(Goal): Gather each line containing the string "https" from these entries.
(begin)
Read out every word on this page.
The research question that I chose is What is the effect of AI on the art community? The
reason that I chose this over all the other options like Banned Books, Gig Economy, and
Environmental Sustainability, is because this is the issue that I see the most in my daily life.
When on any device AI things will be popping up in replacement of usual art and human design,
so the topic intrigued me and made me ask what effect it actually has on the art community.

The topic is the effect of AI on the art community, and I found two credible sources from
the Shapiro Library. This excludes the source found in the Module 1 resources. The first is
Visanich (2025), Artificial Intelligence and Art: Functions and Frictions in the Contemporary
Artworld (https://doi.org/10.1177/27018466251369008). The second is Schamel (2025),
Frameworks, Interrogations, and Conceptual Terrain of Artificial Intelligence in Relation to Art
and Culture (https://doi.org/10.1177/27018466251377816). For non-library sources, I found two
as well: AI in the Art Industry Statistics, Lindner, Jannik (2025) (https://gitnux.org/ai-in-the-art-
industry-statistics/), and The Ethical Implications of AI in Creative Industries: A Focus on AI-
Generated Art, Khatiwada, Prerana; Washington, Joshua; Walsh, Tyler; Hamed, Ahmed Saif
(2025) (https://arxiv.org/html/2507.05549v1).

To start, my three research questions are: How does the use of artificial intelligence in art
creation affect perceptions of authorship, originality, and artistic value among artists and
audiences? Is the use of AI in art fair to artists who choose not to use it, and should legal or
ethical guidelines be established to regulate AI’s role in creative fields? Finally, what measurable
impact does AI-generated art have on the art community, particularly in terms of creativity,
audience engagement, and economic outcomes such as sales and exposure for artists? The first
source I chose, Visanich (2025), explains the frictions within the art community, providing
(end)
(Answer to the problem):
Artworld (https://doi.org/10.1177/27018466251369008). The second is Schamel (2025),
and Culture (https://doi.org/10.1177/27018466251377816). For non-library sources, I found two
as well: AI in the Art Industry Statistics, Lindner, Jannik (2025) (https://gitnux.org/ai-in-the-art-
(2025) (https://arxiv.org/html/2507.05549v1).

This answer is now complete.